• _Set problem_:
Take the entries below and print all of them exactly, please.

• _Material supplied_:

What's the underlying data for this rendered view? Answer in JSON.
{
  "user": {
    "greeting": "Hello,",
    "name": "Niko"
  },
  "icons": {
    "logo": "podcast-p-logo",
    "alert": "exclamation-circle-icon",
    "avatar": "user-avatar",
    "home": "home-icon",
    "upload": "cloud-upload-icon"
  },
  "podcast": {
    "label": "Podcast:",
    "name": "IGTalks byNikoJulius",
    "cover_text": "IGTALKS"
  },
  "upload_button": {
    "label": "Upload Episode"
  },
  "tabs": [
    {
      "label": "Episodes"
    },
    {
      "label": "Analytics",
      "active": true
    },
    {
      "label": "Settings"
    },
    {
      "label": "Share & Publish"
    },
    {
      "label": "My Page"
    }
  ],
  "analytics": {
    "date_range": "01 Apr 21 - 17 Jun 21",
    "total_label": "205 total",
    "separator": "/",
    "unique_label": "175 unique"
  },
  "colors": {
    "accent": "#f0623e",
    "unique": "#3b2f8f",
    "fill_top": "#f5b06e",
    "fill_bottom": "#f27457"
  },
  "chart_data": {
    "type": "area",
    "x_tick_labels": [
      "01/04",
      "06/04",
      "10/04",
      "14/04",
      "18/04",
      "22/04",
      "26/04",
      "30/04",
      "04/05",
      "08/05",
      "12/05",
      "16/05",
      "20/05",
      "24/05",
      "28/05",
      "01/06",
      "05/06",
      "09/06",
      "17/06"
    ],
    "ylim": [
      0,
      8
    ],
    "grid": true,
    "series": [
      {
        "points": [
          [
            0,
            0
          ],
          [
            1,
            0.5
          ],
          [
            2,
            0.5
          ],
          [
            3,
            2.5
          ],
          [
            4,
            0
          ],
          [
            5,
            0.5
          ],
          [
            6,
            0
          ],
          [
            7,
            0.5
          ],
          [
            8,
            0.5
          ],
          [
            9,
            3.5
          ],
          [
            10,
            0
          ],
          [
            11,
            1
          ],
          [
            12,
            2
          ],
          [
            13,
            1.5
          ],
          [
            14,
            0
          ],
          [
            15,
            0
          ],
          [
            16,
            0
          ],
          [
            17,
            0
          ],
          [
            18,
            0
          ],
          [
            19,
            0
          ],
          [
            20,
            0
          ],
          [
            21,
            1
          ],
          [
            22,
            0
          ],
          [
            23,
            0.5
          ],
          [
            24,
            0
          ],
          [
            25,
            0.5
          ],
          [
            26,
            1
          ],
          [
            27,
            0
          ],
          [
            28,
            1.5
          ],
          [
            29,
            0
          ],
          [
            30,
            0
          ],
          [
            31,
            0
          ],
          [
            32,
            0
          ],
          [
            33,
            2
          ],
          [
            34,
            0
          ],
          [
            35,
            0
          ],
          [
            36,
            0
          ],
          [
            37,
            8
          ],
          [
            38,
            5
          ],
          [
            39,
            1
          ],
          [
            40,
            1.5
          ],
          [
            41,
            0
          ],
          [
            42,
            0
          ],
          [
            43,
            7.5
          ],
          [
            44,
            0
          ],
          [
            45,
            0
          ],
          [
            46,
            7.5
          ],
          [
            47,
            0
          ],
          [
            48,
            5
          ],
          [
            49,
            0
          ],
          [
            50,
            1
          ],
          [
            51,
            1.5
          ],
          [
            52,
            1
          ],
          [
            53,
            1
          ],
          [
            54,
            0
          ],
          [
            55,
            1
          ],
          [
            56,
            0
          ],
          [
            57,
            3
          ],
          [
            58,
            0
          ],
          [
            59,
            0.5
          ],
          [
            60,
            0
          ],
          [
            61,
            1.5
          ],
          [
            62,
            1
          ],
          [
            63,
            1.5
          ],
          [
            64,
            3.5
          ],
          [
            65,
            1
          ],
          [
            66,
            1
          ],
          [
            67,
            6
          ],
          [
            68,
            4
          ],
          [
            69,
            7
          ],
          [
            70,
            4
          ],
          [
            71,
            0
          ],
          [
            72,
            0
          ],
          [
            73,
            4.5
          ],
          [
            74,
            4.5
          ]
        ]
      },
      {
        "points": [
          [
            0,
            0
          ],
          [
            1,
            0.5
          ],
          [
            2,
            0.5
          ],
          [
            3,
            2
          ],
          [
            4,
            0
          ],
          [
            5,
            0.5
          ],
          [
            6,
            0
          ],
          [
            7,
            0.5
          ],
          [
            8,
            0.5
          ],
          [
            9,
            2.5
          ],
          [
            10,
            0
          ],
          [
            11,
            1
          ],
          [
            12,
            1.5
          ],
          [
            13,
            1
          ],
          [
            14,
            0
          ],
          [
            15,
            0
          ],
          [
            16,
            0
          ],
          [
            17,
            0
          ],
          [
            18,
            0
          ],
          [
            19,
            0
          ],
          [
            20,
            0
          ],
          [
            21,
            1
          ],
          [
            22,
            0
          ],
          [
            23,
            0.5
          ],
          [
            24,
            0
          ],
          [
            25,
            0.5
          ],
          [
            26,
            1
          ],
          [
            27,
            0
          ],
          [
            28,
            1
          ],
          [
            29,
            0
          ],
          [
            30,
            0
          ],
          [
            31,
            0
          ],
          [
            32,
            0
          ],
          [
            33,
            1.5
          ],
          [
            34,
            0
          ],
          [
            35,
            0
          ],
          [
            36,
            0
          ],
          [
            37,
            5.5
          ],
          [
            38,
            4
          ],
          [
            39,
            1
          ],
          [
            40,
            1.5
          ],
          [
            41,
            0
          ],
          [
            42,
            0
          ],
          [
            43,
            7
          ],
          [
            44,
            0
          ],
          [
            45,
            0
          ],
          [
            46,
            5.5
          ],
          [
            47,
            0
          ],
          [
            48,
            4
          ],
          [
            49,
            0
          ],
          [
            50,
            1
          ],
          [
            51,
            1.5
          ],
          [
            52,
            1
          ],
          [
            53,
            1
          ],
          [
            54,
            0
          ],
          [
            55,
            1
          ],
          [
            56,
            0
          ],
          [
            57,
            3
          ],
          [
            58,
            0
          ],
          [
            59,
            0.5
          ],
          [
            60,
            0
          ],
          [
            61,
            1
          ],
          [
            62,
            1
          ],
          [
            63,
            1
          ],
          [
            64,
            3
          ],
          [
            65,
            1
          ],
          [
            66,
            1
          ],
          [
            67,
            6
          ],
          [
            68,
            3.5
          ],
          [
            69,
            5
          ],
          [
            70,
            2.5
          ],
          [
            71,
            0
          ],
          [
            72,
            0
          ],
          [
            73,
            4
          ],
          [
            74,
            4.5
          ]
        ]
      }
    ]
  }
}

• _Solution to this task_:
What's the underlying data for this rendered view? Answer in JSON.
{
  "user": {
    "greeting": "Hello,",
    "name": "Niko"
  },
  "icons": {
    "logo": "podcast-p-logo",
    "alert": "exclamation-circle-icon",
    "avatar": "user-avatar",
    "home": "home-icon",
    "upload": "cloud-upload-icon"
  },
  "podcast": {
    "label": "Podcast:",
    "name": "IGTalks byNikoJulius",
    "cover_text": "IGTALKS"
  },
  "upload_button": {
    "label": "Upload Episode"
  },
  "tabs": [
    {
      "label": "Episodes"
    },
    {
      "label": "Analytics",
      "active": true
    },
    {
      "label": "Settings"
    },
    {
      "label": "Share & Publish"
    },
    {
      "label": "My Page"
    }
  ],
  "analytics": {
    "date_range": "01 Apr 21 - 17 Jun 21",
    "total_label": "205 total",
    "separator": "/",
    "unique_label": "175 unique"
  },
  "colors": {
    "accent": "#f0623e",
    "unique": "#3b2f8f",
    "fill_top": "#f5b06e",
    "fill_bottom": "#f27457"
  },
  "chart_data": {
    "type": "area",
    "x_tick_labels": [
      "01/04",
      "06/04",
      "10/04",
      "14/04",
      "18/04",
      "22/04",
      "26/04",
      "30/04",
      "04/05",
      "08/05",
      "12/05",
      "16/05",
      "20/05",
      "24/05",
      "28/05",
      "01/06",
      "05/06",
      "09/06",
      "17/06"
    ],
    "ylim": [
      0,
      8
    ],
    "grid": true,
    "series": [
      {
        "points": [
          [
            0,
            0
          ],
          [
            1,
            0.5
          ],
          [
            2,
            0.5
          ],
          [
            3,
            2.5
          ],
          [
            4,
            0
          ],
          [
            5,
            0.5
          ],
          [
            6,
            0
          ],
          [
            7,
            0.5
          ],
          [
            8,
            0.5
          ],
          [
            9,
            3.5
          ],
          [
            10,
            0
          ],
          [
            11,
            1
          ],
          [
            12,
            2
          ],
          [
            13,
            1.5
          ],
          [
            14,
            0
          ],
          [
            15,
            0
          ],
          [
            16,
            0
          ],
          [
            17,
            0
          ],
          [
            18,
            0
          ],
          [
            19,
            0
          ],
          [
            20,
            0
          ],
          [
            21,
            1
          ],
          [
            22,
            0
          ],
          [
            23,
            0.5
          ],
          [
            24,
            0
          ],
          [
            25,
            0.5
          ],
          [
            26,
            1
          ],
          [
            27,
            0
          ],
          [
            28,
            1.5
          ],
          [
            29,
            0
          ],
          [
            30,
            0
          ],
          [
            31,
            0
          ],
          [
            32,
            0
          ],
          [
            33,
            2
          ],
          [
            34,
            0
          ],
          [
            35,
            0
          ],
          [
            36,
            0
          ],
          [
            37,
            8
          ],
          [
            38,
            5
          ],
          [
            39,
            1
          ],
          [
            40,
            1.5
          ],
          [
            41,
            0
          ],
          [
            42,
            0
          ],
          [
            43,
            7.5
          ],
          [
            44,
            0
          ],
          [
            45,
            0
          ],
          [
            46,
            7.5
          ],
          [
            47,
            0
          ],
          [
            48,
            5
          ],
          [
            49,
            0
          ],
          [
            50,
            1
          ],
          [
            51,
            1.5
          ],
          [
            52,
            1
          ],
          [
            53,
            1
          ],
          [
            54,
            0
          ],
          [
            55,
            1
          ],
          [
            56,
            0
          ],
          [
            57,
            3
          ],
          [
            58,
            0
          ],
          [
            59,
            0.5
          ],
          [
            60,
            0
          ],
          [
            61,
            1.5
          ],
          [
            62,
            1
          ],
          [
            63,
            1.5
          ],
          [
            64,
            3.5
          ],
          [
            65,
            1
          ],
          [
            66,
            1
          ],
          [
            67,
            6
          ],
          [
            68,
            4
          ],
          [
            69,
            7
          ],
          [
            70,
            4
          ],
          [
            71,
            0
          ],
          [
            72,
            0
          ],
          [
            73,
            4.5
          ],
          [
            74,
            4.5
          ]
        ]
      },
      {
        "points": [
          [
            0,
            0
          ],
          [
            1,
            0.5
          ],
          [
            2,
            0.5
          ],
          [
            3,
            2
          ],
          [
            4,
            0
          ],
          [
            5,
            0.5
          ],
          [
            6,
            0
          ],
          [
            7,
            0.5
          ],
          [
            8,
            0.5
          ],
          [
            9,
            2.5
          ],
          [
            10,
            0
          ],
          [
            11,
            1
          ],
          [
            12,
            1.5
          ],
          [
            13,
            1
          ],
          [
            14,
            0
          ],
          [
            15,
            0
          ],
          [
            16,
            0
          ],
          [
            17,
            0
          ],
          [
            18,
            0
          ],
          [
            19,
            0
          ],
          [
            20,
            0
          ],
          [
            21,
            1
          ],
          [
            22,
            0
          ],
          [
            23,
            0.5
          ],
          [
            24,
            0
          ],
          [
            25,
            0.5
          ],
          [
            26,
            1
          ],
          [
            27,
            0
          ],
          [
            28,
            1
          ],
          [
            29,
            0
          ],
          [
            30,
            0
          ],
          [
            31,
            0
          ],
          [
            32,
            0
          ],
          [
            33,
            1.5
          ],
          [
            34,
            0
          ],
          [
            35,
            0
          ],
          [
            36,
            0
          ],
          [
            37,
            5.5
          ],
          [
            38,
            4
          ],
          [
            39,
            1
          ],
          [
            40,
            1.5
          ],
          [
            41,
            0
          ],
          [
            42,
            0
          ],
          [
            43,
            7
          ],
          [
            44,
            0
          ],
          [
            45,
            0
          ],
          [
            46,
            5.5
          ],
          [
            47,
            0
          ],
          [
            48,
            4
          ],
          [
            49,
            0
          ],
          [
            50,
            1
          ],
          [
            51,
            1.5
          ],
          [
            52,
            1
          ],
          [
            53,
            1
          ],
          [
            54,
            0
          ],
          [
            55,
            1
          ],
          [
            56,
            0
          ],
          [
            57,
            3
          ],
          [
            58,
            0
          ],
          [
            59,
            0.5
          ],
          [
            60,
            0
          ],
          [
            61,
            1
          ],
          [
            62,
            1
          ],
          [
            63,
            1
          ],
          [
            64,
            3
          ],
          [
            65,
            1
          ],
          [
            66,
            1
          ],
          [
            67,
            6
          ],
          [
            68,
            3.5
          ],
          [
            69,
            5
          ],
          [
            70,
            2.5
          ],
          [
            71,
            0
          ],
          [
            72,
            0
          ],
          [
            73,
            4
          ],
          [
            74,
            4.5
          ]
        ]
      }
    ]
  }
}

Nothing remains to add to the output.